Each line of the material must be repeated precisely, with the pictures left out.
# # # # #
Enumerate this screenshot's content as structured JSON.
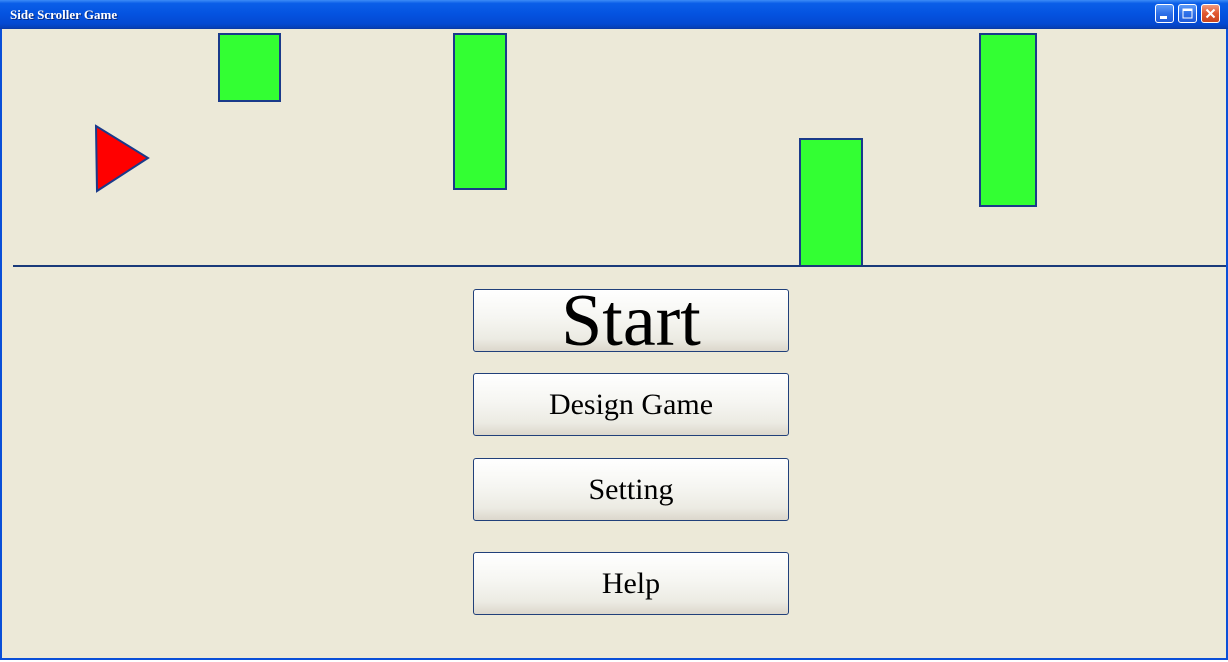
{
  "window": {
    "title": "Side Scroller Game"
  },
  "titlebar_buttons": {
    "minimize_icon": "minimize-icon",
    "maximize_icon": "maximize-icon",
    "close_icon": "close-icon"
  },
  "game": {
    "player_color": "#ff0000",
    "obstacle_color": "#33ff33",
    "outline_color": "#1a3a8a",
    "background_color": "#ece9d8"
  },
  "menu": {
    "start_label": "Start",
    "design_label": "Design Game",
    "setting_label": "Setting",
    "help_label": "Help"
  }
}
# # # # #
**WRITTEN ANSWER**
Enumerate this screenshot's content as structured JSON.
{
  "window": {
    "title": "Side Scroller Game"
  },
  "titlebar_buttons": {
    "minimize_icon": "minimize-icon",
    "maximize_icon": "maximize-icon",
    "close_icon": "close-icon"
  },
  "game": {
    "player_color": "#ff0000",
    "obstacle_color": "#33ff33",
    "outline_color": "#1a3a8a",
    "background_color": "#ece9d8"
  },
  "menu": {
    "start_label": "Start",
    "design_label": "Design Game",
    "setting_label": "Setting",
    "help_label": "Help"
  }
}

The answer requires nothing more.